» Exercise task a
In the rows below, from the line with "data-point [252,146,260,155]" to the line with "data-label: 364 [470,203,493,217]", switch "data-label" to "value-label" and write those lines out again with nothing else changed.

» Source excerpt
↓↓↓

I've never tried this but it certainly sounds useful if you wanted to setup a XBOX as a cheap internet gateway.

They way I figure it is that there is no difference between having 2 ethernet cards and having 1 card with multiple addresses except for performance issues once the load gets high. Anyone who knows care to comment ?

Does anyone know how switches work? The way I see it is that a switch has discover which IP addresses are associated with each port/MAC#. If you had one NIC with 256 ips what does the switch have to do to keep track of what packet goes where. I know it doesn't broadcast all the data, hubs do that but do switches broadcast initially to find the target? Would that mean that switches have some basic knowledge of the IP level? I really haven't a clue but I'd be interested to know.

↑↑↑

» Task input
↓↓↓

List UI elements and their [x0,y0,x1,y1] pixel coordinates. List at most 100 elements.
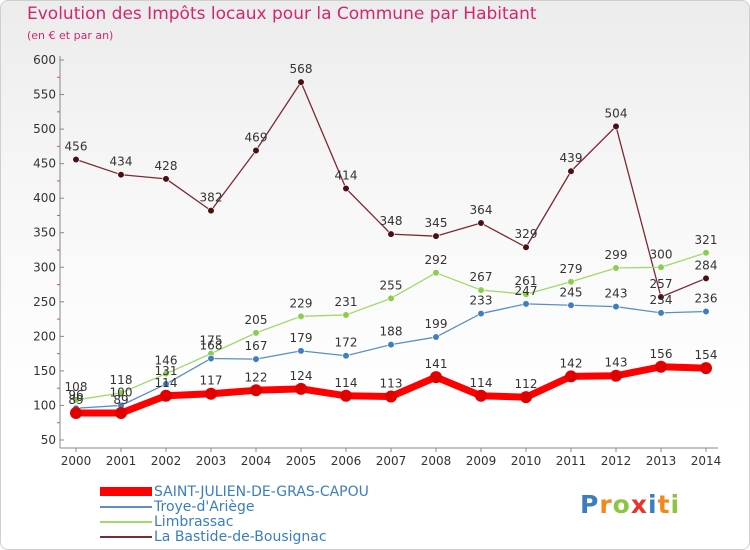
data-point [252,146,260,155]
legend-item: La Bastide-de-Bousignac [100,528,369,545]
legend-swatch [100,535,152,538]
data-point [477,219,485,227]
data-label: 141 [425,357,448,371]
data-label: 118 [110,373,133,387]
logo-letter: P [580,490,600,519]
data-label: 284 [695,258,718,272]
data-label: 236 [695,291,718,305]
data-label: 167 [245,339,268,353]
data-label: 114 [335,376,358,390]
data-label: 229 [290,296,313,310]
x-tick-label: 2012 [601,454,632,468]
y-tick-label: 250 [33,295,56,309]
data-label: 261 [515,274,538,288]
legend-item: Limbrassac [100,513,369,530]
data-label: 188 [380,325,403,339]
logo-letter: t [657,490,671,519]
data-label: 146 [155,354,178,368]
data-point [207,207,215,215]
x-tick-label: 2014 [691,454,722,468]
y-tick-label: 150 [33,364,56,378]
data-point [657,263,665,271]
legend-label: Limbrassac [154,513,234,530]
data-label: 364 [470,203,493,217]
legend-label: La Bastide-de-Bousignac [154,528,327,545]
data-label: 112 [515,377,538,391]
data-point [162,380,170,388]
y-tick-label: 450 [33,157,56,171]
data-label: 156 [650,347,673,361]
legend-item: SAINT-JULIEN-DE-GRAS-CAPOU [100,483,369,500]
y-tick-label: 200 [33,329,56,343]
data-label: 456 [65,139,88,153]
data-point [522,300,530,308]
data-label: 279 [560,262,583,276]
data-point [72,155,80,164]
data-label: 179 [290,331,313,345]
data-point [160,389,172,402]
data-label: 321 [695,233,718,247]
data-point [655,360,667,373]
data-point [340,389,352,402]
data-point [610,369,622,382]
data-label: 154 [695,348,718,362]
data-label: 108 [65,380,88,394]
x-tick-label: 2006 [331,454,362,468]
data-point [702,307,710,316]
legend-label: Troye-d'Ariège [154,498,255,515]
data-point [565,370,577,383]
data-point [477,286,485,294]
data-label: 345 [425,216,448,230]
data-point [567,301,575,309]
data-point [207,354,215,363]
data-label: 89 [113,393,128,407]
x-tick-label: 2008 [421,454,452,468]
data-point [477,309,485,318]
data-point [297,312,305,320]
data-label: 267 [470,270,493,284]
data-label: 143 [605,356,628,370]
x-tick-label: 2001 [106,454,137,468]
data-point [700,362,712,375]
data-label: 113 [380,376,403,390]
y-tick-label: 300 [33,260,56,274]
data-point [117,171,125,179]
data-point [432,232,440,240]
data-point [702,249,710,257]
data-label: 117 [200,374,223,388]
data-point [567,167,575,175]
data-label: 142 [560,356,583,370]
data-point [72,396,80,404]
data-label: 89 [68,393,83,407]
data-point [432,269,440,277]
data-label: 382 [200,191,223,205]
data-point [117,389,125,397]
data-point [252,329,260,337]
y-tick-label: 100 [33,398,56,412]
data-point [342,311,350,319]
data-label: 348 [380,214,403,228]
x-tick-label: 2007 [376,454,407,468]
legend-item: Troye-d'Ariège [100,498,369,515]
data-point [297,347,305,355]
data-label: 434 [110,155,133,169]
data-label: 234 [650,293,673,307]
data-label: 205 [245,313,268,327]
data-point [385,390,397,403]
legend-swatch [100,520,152,523]
data-point [387,341,395,349]
data-point [657,293,665,301]
data-label: 247 [515,284,538,298]
data-label: 175 [200,334,223,348]
legend-label: SAINT-JULIEN-DE-GRAS-CAPOU [154,483,369,500]
data-point [252,355,260,363]
data-label: 172 [335,336,358,350]
data-label: 168 [200,338,223,352]
data-label: 243 [605,287,628,301]
data-label: 245 [560,285,583,299]
data-label: 469 [245,131,268,145]
data-point [522,243,530,251]
y-tick-label: 50 [41,433,56,447]
data-label: 131 [155,364,178,378]
x-tick-label: 2004 [241,454,272,468]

↑↑↑

» Exercise task b
List every sentence in the forum excerpt that ends with a question mark.

» Task answer a
data-point [252,146,260,155]
legend-item: La Bastide-de-Bousignac [100,528,369,545]
legend-swatch [100,535,152,538]
data-point [477,219,485,227]
value-label: 141 [425,357,448,371]
value-label: 118 [110,373,133,387]
logo-letter: P [580,490,600,519]
value-label: 284 [695,258,718,272]
value-label: 236 [695,291,718,305]
value-label: 167 [245,339,268,353]
value-label: 114 [335,376,358,390]
value-label: 229 [290,296,313,310]
x-tick-label: 2012 [601,454,632,468]
y-tick-label: 250 [33,295,56,309]
value-label: 261 [515,274,538,288]
legend-item: Limbrassac [100,513,369,530]
value-label: 188 [380,325,403,339]
logo-letter: t [657,490,671,519]
value-label: 146 [155,354,178,368]
data-point [207,207,215,215]
x-tick-label: 2014 [691,454,722,468]
y-tick-label: 150 [33,364,56,378]
data-point [657,263,665,271]
legend-label: Limbrassac [154,513,234,530]
value-label: 364 [470,203,493,217]

» Task answer b
- Anyone who knows care to comment ?
- Does anyone know how switches work?
- I know it doesn't broadcast all the data, hubs do that but do switches broadcast initially to find the target?
- Would that mean that switches have some basic knowledge of the IP level?